Source records:
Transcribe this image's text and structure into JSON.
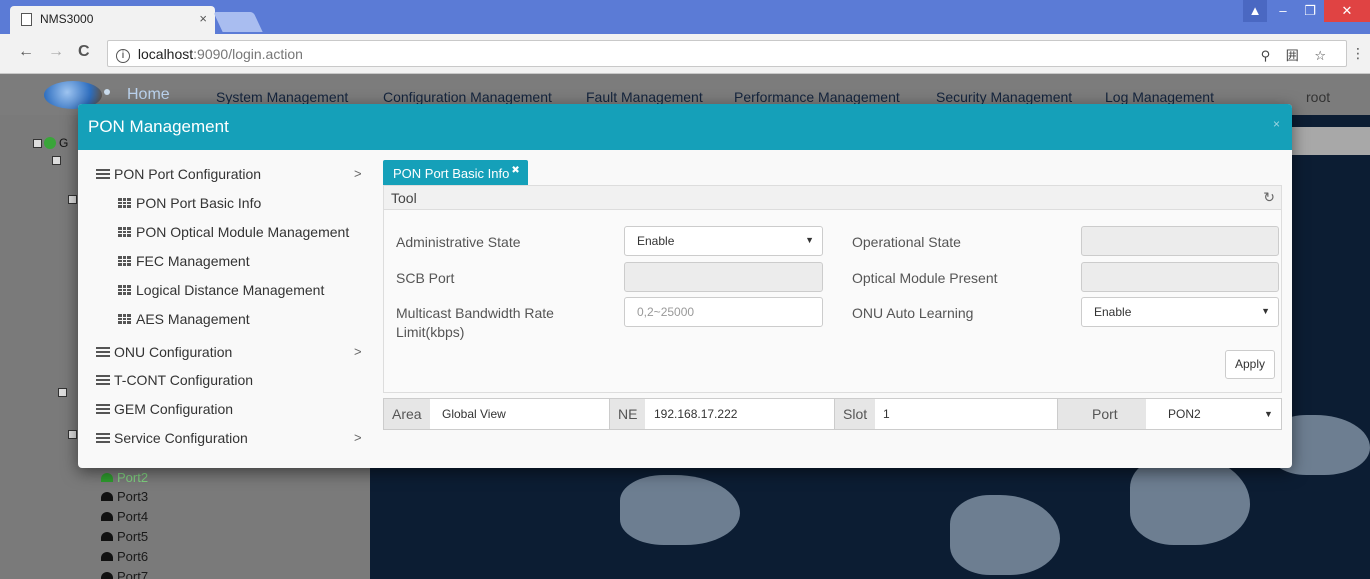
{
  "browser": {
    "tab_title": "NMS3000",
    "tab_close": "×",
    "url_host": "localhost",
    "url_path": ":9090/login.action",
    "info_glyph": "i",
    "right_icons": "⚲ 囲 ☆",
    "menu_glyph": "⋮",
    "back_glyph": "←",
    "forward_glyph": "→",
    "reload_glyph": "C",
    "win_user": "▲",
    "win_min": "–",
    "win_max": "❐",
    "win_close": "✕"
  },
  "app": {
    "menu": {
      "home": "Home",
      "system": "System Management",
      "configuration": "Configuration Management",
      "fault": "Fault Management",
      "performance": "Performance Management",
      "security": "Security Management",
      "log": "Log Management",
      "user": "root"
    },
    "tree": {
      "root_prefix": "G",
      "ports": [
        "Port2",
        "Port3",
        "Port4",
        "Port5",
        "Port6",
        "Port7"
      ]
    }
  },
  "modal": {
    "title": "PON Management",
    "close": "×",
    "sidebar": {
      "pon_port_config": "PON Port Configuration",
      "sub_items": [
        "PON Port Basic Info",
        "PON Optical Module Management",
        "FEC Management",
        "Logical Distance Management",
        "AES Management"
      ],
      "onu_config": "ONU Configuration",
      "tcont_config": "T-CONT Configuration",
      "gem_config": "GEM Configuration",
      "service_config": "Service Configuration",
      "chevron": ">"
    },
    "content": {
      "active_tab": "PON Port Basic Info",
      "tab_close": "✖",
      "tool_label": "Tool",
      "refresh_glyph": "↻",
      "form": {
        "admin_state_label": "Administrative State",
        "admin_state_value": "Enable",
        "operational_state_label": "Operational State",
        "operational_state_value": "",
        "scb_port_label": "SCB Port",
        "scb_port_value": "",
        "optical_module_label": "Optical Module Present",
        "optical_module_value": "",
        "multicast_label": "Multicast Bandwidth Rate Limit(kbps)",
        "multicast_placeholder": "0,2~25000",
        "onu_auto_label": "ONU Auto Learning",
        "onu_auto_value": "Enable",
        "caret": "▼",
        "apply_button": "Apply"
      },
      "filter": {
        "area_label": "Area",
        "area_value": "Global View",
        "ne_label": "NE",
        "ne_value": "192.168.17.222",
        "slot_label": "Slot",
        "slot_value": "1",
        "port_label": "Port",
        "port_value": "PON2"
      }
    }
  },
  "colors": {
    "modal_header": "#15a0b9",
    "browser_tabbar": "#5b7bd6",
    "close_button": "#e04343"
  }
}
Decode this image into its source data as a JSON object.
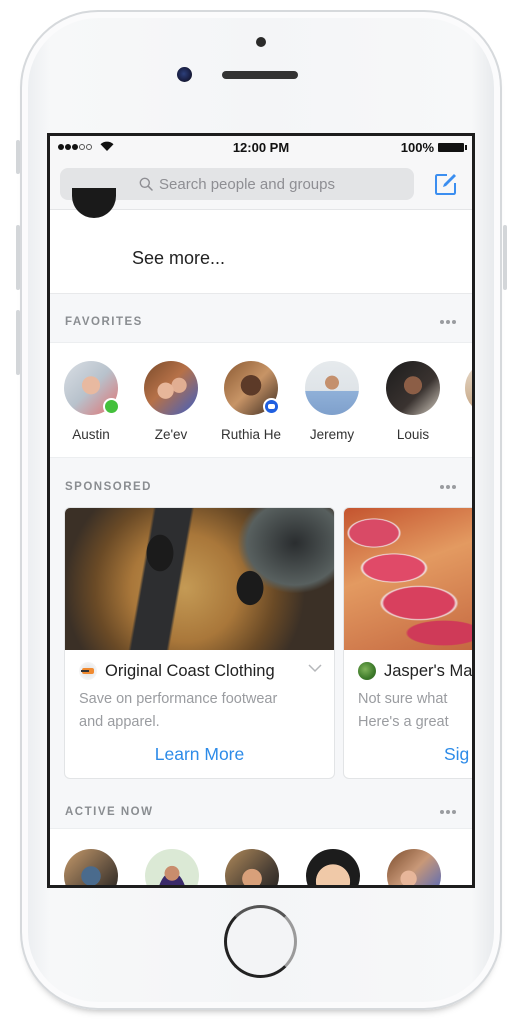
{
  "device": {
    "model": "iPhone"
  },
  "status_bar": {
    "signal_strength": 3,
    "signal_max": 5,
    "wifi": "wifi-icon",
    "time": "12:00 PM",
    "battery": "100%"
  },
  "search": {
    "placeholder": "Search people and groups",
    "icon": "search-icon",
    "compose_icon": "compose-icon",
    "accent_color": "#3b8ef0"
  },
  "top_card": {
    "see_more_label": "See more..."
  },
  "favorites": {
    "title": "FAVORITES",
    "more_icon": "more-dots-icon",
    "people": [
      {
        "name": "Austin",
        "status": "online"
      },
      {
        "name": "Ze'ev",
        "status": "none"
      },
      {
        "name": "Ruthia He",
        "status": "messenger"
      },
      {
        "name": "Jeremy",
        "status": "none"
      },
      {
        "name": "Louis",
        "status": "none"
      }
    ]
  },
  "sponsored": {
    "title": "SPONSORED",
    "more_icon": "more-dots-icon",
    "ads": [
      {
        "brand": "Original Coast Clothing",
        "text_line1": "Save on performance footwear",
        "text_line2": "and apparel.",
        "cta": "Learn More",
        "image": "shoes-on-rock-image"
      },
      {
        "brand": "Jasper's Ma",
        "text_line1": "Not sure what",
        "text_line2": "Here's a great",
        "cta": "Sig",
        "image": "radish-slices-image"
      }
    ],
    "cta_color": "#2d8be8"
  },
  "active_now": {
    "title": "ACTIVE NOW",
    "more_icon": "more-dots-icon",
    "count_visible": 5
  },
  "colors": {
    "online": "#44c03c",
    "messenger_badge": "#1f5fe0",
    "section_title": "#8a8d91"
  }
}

= Work to be completed =
All of the material above is to be copied exactly, except for its images.

= Solved exercise =
Transcribe this image's text and structure into JSON.
{
  "browser": {
    "tab_title": "NMS3000",
    "tab_close": "×",
    "url_host": "localhost",
    "url_path": ":9090/login.action",
    "info_glyph": "i",
    "right_icons": "⚲ 囲 ☆",
    "menu_glyph": "⋮",
    "back_glyph": "←",
    "forward_glyph": "→",
    "reload_glyph": "C",
    "win_user": "▲",
    "win_min": "–",
    "win_max": "❐",
    "win_close": "✕"
  },
  "app": {
    "menu": {
      "home": "Home",
      "system": "System Management",
      "configuration": "Configuration Management",
      "fault": "Fault Management",
      "performance": "Performance Management",
      "security": "Security Management",
      "log": "Log Management",
      "user": "root"
    },
    "tree": {
      "root_prefix": "G",
      "ports": [
        "Port2",
        "Port3",
        "Port4",
        "Port5",
        "Port6",
        "Port7"
      ]
    }
  },
  "modal": {
    "title": "PON Management",
    "close": "×",
    "sidebar": {
      "pon_port_config": "PON Port Configuration",
      "sub_items": [
        "PON Port Basic Info",
        "PON Optical Module Management",
        "FEC Management",
        "Logical Distance Management",
        "AES Management"
      ],
      "onu_config": "ONU Configuration",
      "tcont_config": "T-CONT Configuration",
      "gem_config": "GEM Configuration",
      "service_config": "Service Configuration",
      "chevron": ">"
    },
    "content": {
      "active_tab": "PON Port Basic Info",
      "tab_close": "✖",
      "tool_label": "Tool",
      "refresh_glyph": "↻",
      "form": {
        "admin_state_label": "Administrative State",
        "admin_state_value": "Enable",
        "operational_state_label": "Operational State",
        "operational_state_value": "",
        "scb_port_label": "SCB Port",
        "scb_port_value": "",
        "optical_module_label": "Optical Module Present",
        "optical_module_value": "",
        "multicast_label": "Multicast Bandwidth Rate Limit(kbps)",
        "multicast_placeholder": "0,2~25000",
        "onu_auto_label": "ONU Auto Learning",
        "onu_auto_value": "Enable",
        "caret": "▼",
        "apply_button": "Apply"
      },
      "filter": {
        "area_label": "Area",
        "area_value": "Global View",
        "ne_label": "NE",
        "ne_value": "192.168.17.222",
        "slot_label": "Slot",
        "slot_value": "1",
        "port_label": "Port",
        "port_value": "PON2"
      }
    }
  },
  "colors": {
    "modal_header": "#15a0b9",
    "browser_tabbar": "#5b7bd6",
    "close_button": "#e04343"
  }
}
Decode this image into its source data as a JSON object.
{
  "device": {
    "model": "iPhone"
  },
  "status_bar": {
    "signal_strength": 3,
    "signal_max": 5,
    "wifi": "wifi-icon",
    "time": "12:00 PM",
    "battery": "100%"
  },
  "search": {
    "placeholder": "Search people and groups",
    "icon": "search-icon",
    "compose_icon": "compose-icon",
    "accent_color": "#3b8ef0"
  },
  "top_card": {
    "see_more_label": "See more..."
  },
  "favorites": {
    "title": "FAVORITES",
    "more_icon": "more-dots-icon",
    "people": [
      {
        "name": "Austin",
        "status": "online"
      },
      {
        "name": "Ze'ev",
        "status": "none"
      },
      {
        "name": "Ruthia He",
        "status": "messenger"
      },
      {
        "name": "Jeremy",
        "status": "none"
      },
      {
        "name": "Louis",
        "status": "none"
      }
    ]
  },
  "sponsored": {
    "title": "SPONSORED",
    "more_icon": "more-dots-icon",
    "ads": [
      {
        "brand": "Original Coast Clothing",
        "text_line1": "Save on performance footwear",
        "text_line2": "and apparel.",
        "cta": "Learn More",
        "image": "shoes-on-rock-image"
      },
      {
        "brand": "Jasper's Ma",
        "text_line1": "Not sure what",
        "text_line2": "Here's a great",
        "cta": "Sig",
        "image": "radish-slices-image"
      }
    ],
    "cta_color": "#2d8be8"
  },
  "active_now": {
    "title": "ACTIVE NOW",
    "more_icon": "more-dots-icon",
    "count_visible": 5
  },
  "colors": {
    "online": "#44c03c",
    "messenger_badge": "#1f5fe0",
    "section_title": "#8a8d91"
  }
}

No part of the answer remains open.